--- Stored entries ---

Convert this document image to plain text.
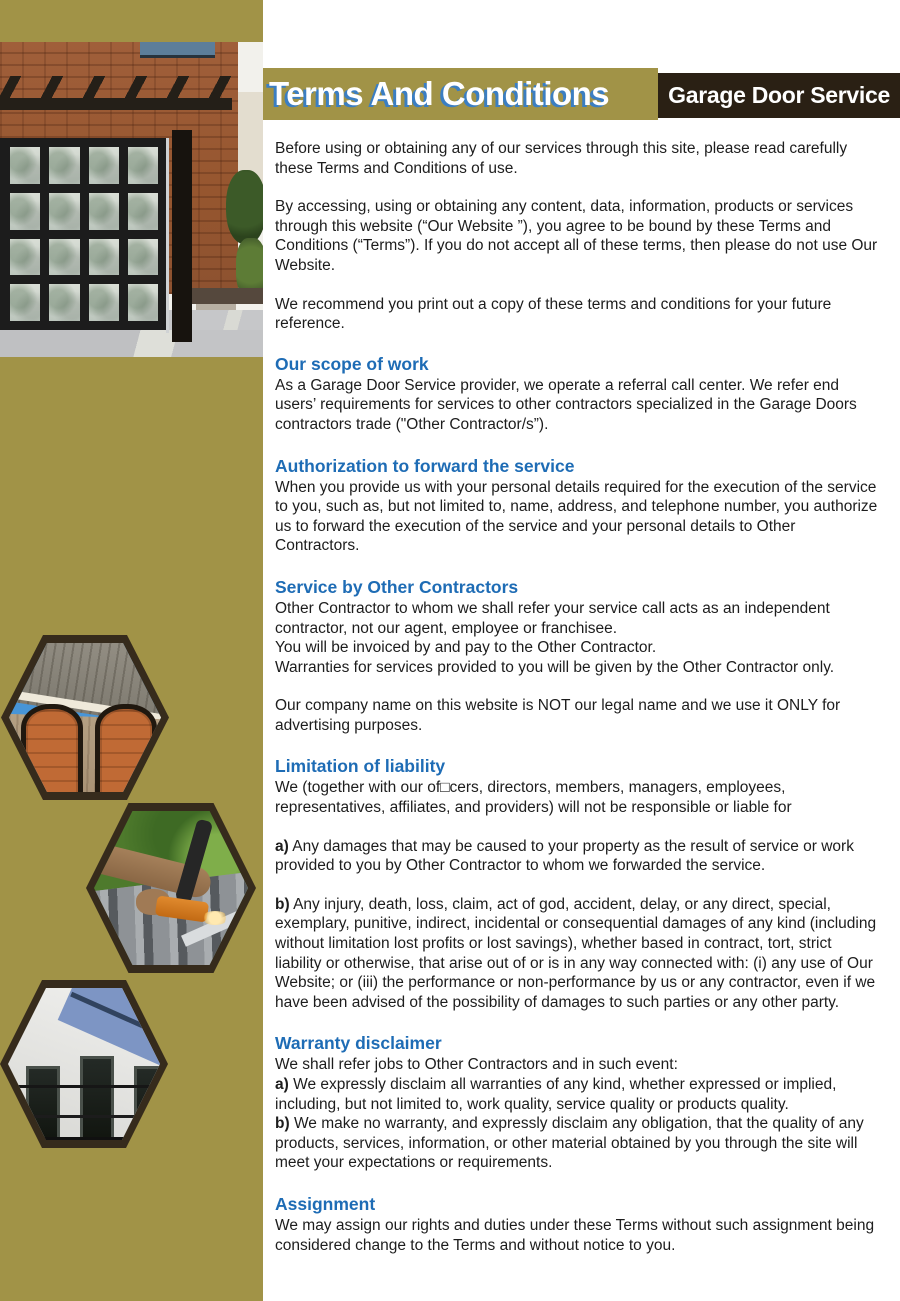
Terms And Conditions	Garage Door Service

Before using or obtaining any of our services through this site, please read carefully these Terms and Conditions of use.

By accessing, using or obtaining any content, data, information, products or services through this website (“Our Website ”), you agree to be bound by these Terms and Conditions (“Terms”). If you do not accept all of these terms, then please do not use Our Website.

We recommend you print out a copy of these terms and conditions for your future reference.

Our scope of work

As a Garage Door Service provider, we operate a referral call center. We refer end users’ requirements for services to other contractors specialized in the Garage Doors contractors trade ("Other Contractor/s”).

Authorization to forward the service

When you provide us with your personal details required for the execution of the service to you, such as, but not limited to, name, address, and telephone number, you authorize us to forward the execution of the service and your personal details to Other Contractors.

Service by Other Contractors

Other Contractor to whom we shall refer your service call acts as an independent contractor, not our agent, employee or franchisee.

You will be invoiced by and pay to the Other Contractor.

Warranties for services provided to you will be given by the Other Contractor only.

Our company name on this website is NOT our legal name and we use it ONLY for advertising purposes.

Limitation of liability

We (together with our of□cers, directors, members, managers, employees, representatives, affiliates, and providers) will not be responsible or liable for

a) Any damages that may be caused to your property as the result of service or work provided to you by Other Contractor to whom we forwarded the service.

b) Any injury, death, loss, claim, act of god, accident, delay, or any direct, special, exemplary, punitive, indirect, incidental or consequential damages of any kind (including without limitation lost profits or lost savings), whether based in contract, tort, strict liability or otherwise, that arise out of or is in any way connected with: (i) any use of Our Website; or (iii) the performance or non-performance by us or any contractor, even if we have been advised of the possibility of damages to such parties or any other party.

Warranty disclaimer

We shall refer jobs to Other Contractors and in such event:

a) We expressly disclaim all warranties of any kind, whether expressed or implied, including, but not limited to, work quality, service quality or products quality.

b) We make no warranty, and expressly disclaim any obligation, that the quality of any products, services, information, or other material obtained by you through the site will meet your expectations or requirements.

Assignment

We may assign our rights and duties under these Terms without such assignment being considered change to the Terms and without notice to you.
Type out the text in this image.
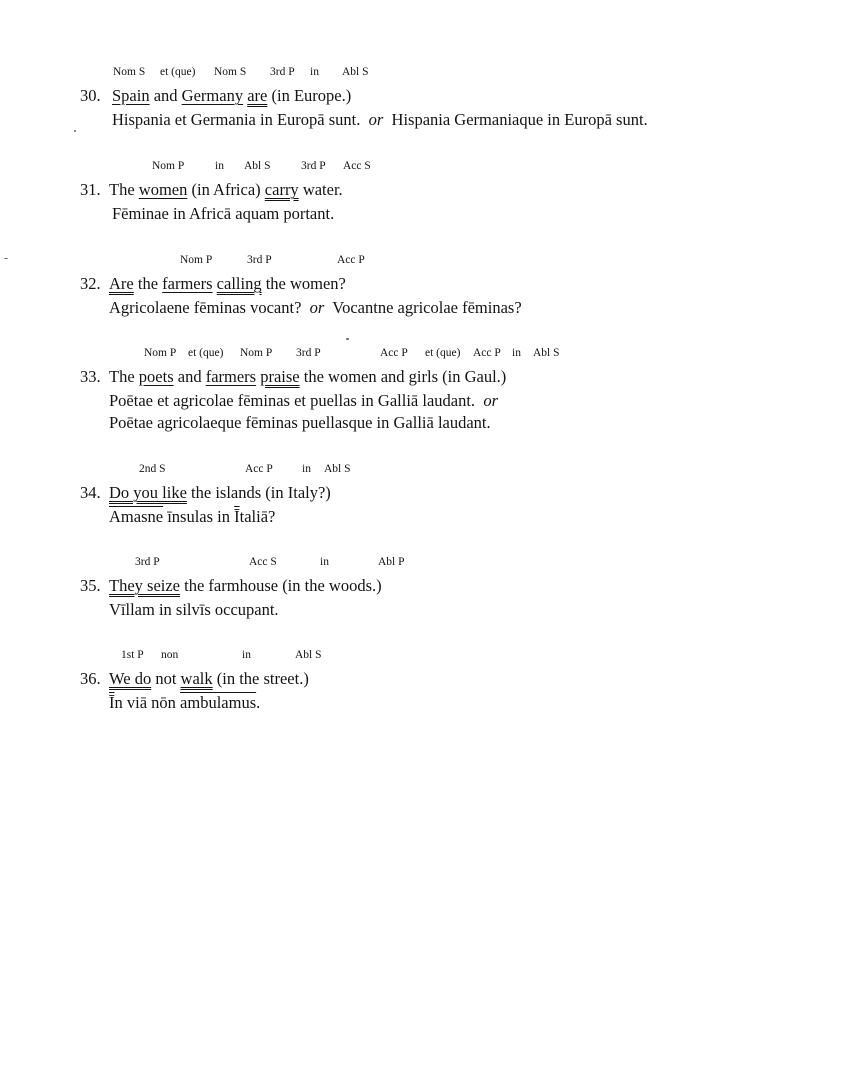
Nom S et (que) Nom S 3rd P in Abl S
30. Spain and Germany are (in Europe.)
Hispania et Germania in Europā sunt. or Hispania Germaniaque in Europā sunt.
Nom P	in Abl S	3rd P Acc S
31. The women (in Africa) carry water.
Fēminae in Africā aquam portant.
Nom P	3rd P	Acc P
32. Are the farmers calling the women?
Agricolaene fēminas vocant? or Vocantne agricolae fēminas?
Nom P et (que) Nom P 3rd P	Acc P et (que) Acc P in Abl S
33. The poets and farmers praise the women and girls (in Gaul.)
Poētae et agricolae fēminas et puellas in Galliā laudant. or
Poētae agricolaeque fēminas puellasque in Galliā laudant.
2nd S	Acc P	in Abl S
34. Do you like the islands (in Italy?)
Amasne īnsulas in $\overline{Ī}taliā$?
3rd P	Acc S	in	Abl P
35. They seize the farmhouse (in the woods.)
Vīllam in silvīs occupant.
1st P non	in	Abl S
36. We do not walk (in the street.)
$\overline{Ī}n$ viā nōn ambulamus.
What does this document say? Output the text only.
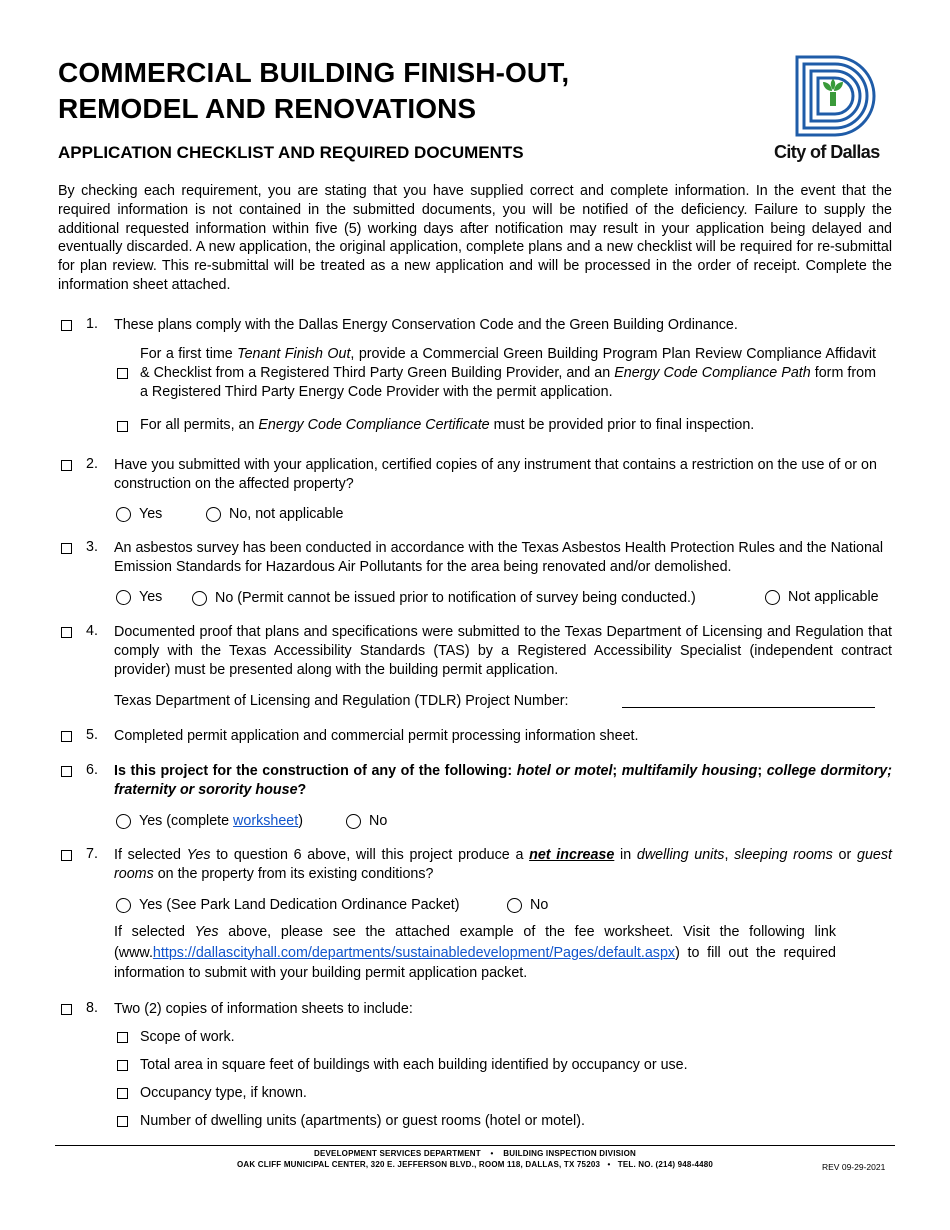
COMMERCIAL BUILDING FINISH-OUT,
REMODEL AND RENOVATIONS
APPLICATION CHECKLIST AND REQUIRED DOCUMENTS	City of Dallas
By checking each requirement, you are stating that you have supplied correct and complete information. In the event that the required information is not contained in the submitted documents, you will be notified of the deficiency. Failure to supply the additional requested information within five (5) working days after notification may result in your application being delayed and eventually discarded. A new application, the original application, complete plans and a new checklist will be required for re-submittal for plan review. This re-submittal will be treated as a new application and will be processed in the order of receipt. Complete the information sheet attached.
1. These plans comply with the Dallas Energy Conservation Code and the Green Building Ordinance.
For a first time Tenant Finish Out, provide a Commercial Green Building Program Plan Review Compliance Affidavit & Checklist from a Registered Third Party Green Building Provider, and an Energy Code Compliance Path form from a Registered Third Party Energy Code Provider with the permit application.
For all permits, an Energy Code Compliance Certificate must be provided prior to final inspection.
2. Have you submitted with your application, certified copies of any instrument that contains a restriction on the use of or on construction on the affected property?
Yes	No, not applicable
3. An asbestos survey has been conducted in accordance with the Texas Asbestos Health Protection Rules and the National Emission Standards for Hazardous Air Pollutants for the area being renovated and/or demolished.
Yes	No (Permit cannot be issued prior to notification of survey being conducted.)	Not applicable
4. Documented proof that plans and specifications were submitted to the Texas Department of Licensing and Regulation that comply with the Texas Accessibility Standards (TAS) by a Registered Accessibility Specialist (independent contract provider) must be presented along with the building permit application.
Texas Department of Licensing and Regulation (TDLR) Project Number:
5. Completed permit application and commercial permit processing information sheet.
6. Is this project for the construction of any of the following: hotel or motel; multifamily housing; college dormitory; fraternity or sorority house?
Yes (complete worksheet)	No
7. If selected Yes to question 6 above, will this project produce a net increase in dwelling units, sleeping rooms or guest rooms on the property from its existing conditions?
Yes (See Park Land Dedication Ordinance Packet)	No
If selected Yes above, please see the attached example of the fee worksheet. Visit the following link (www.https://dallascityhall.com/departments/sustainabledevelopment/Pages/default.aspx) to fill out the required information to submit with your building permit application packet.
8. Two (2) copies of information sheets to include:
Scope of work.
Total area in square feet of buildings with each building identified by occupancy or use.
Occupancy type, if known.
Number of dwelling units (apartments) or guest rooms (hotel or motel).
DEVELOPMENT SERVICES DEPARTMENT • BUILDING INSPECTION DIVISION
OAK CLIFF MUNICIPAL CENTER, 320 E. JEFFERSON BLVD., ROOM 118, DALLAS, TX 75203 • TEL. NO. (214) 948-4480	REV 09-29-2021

--- STATED EXERCISE ---
Word for word, quote the full listing, omitting every picture.

--- SOLUTION ---
Convert this document image to plain text.
Terms And Conditions	Garage Door Service

Before using or obtaining any of our services through this site, please read carefully these Terms and Conditions of use.

By accessing, using or obtaining any content, data, information, products or services through this website (“Our Website ”), you agree to be bound by these Terms and Conditions (“Terms”). If you do not accept all of these terms, then please do not use Our Website.

We recommend you print out a copy of these terms and conditions for your future reference.

Our scope of work

As a Garage Door Service provider, we operate a referral call center. We refer end users’ requirements for services to other contractors specialized in the Garage Doors contractors trade ("Other Contractor/s”).

Authorization to forward the service

When you provide us with your personal details required for the execution of the service to you, such as, but not limited to, name, address, and telephone number, you authorize us to forward the execution of the service and your personal details to Other Contractors.

Service by Other Contractors

Other Contractor to whom we shall refer your service call acts as an independent contractor, not our agent, employee or franchisee.

You will be invoiced by and pay to the Other Contractor.

Warranties for services provided to you will be given by the Other Contractor only.

Our company name on this website is NOT our legal name and we use it ONLY for advertising purposes.

Limitation of liability

We (together with our of□cers, directors, members, managers, employees, representatives, affiliates, and providers) will not be responsible or liable for

a) Any damages that may be caused to your property as the result of service or work provided to you by Other Contractor to whom we forwarded the service.

b) Any injury, death, loss, claim, act of god, accident, delay, or any direct, special, exemplary, punitive, indirect, incidental or consequential damages of any kind (including without limitation lost profits or lost savings), whether based in contract, tort, strict liability or otherwise, that arise out of or is in any way connected with: (i) any use of Our Website; or (iii) the performance or non-performance by us or any contractor, even if we have been advised of the possibility of damages to such parties or any other party.

Warranty disclaimer

We shall refer jobs to Other Contractors and in such event:

a) We expressly disclaim all warranties of any kind, whether expressed or implied, including, but not limited to, work quality, service quality or products quality.

b) We make no warranty, and expressly disclaim any obligation, that the quality of any products, services, information, or other material obtained by you through the site will meet your expectations or requirements.

Assignment

We may assign our rights and duties under these Terms without such assignment being considered change to the Terms and without notice to you.
Type out the text in this image.
Nom S et (que) Nom S 3rd P in Abl S
30. Spain and Germany are (in Europe.)
Hispania et Germania in Europā sunt. or Hispania Germaniaque in Europā sunt.
Nom P	in Abl S	3rd P Acc S
31. The women (in Africa) carry water.
Fēminae in Africā aquam portant.
Nom P	3rd P	Acc P
32. Are the farmers calling the women?
Agricolaene fēminas vocant? or Vocantne agricolae fēminas?
Nom P et (que) Nom P 3rd P	Acc P et (que) Acc P in Abl S
33. The poets and farmers praise the women and girls (in Gaul.)
Poētae et agricolae fēminas et puellas in Galliā laudant. or
Poētae agricolaeque fēminas puellasque in Galliā laudant.
2nd S	Acc P	in Abl S
34. Do you like the islands (in Italy?)
Amasne īnsulas in $\overline{Ī}taliā$?
3rd P	Acc S	in	Abl P
35. They seize the farmhouse (in the woods.)
Vīllam in silvīs occupant.
1st P non	in	Abl S
36. We do not walk (in the street.)
$\overline{Ī}n$ viā nōn ambulamus.
What does this document say? Output the text only.
COMMERCIAL BUILDING FINISH-OUT,
REMODEL AND RENOVATIONS
APPLICATION CHECKLIST AND REQUIRED DOCUMENTS	City of Dallas
By checking each requirement, you are stating that you have supplied correct and complete information. In the event that the required information is not contained in the submitted documents, you will be notified of the deficiency. Failure to supply the additional requested information within five (5) working days after notification may result in your application being delayed and eventually discarded. A new application, the original application, complete plans and a new checklist will be required for re-submittal for plan review. This re-submittal will be treated as a new application and will be processed in the order of receipt. Complete the information sheet attached.
1. These plans comply with the Dallas Energy Conservation Code and the Green Building Ordinance.
For a first time Tenant Finish Out, provide a Commercial Green Building Program Plan Review Compliance Affidavit & Checklist from a Registered Third Party Green Building Provider, and an Energy Code Compliance Path form from a Registered Third Party Energy Code Provider with the permit application.
For all permits, an Energy Code Compliance Certificate must be provided prior to final inspection.
2. Have you submitted with your application, certified copies of any instrument that contains a restriction on the use of or on construction on the affected property?
Yes	No, not applicable
3. An asbestos survey has been conducted in accordance with the Texas Asbestos Health Protection Rules and the National Emission Standards for Hazardous Air Pollutants for the area being renovated and/or demolished.
Yes	No (Permit cannot be issued prior to notification of survey being conducted.)	Not applicable
4. Documented proof that plans and specifications were submitted to the Texas Department of Licensing and Regulation that comply with the Texas Accessibility Standards (TAS) by a Registered Accessibility Specialist (independent contract provider) must be presented along with the building permit application.
Texas Department of Licensing and Regulation (TDLR) Project Number:
5. Completed permit application and commercial permit processing information sheet.
6. Is this project for the construction of any of the following: hotel or motel; multifamily housing; college dormitory; fraternity or sorority house?
Yes (complete worksheet)	No
7. If selected Yes to question 6 above, will this project produce a net increase in dwelling units, sleeping rooms or guest rooms on the property from its existing conditions?
Yes (See Park Land Dedication Ordinance Packet)	No
If selected Yes above, please see the attached example of the fee worksheet. Visit the following link (www.https://dallascityhall.com/departments/sustainabledevelopment/Pages/default.aspx) to fill out the required information to submit with your building permit application packet.
8. Two (2) copies of information sheets to include:
Scope of work.
Total area in square feet of buildings with each building identified by occupancy or use.
Occupancy type, if known.
Number of dwelling units (apartments) or guest rooms (hotel or motel).
DEVELOPMENT SERVICES DEPARTMENT • BUILDING INSPECTION DIVISION
OAK CLIFF MUNICIPAL CENTER, 320 E. JEFFERSON BLVD., ROOM 118, DALLAS, TX 75203 • TEL. NO. (214) 948-4480	REV 09-29-2021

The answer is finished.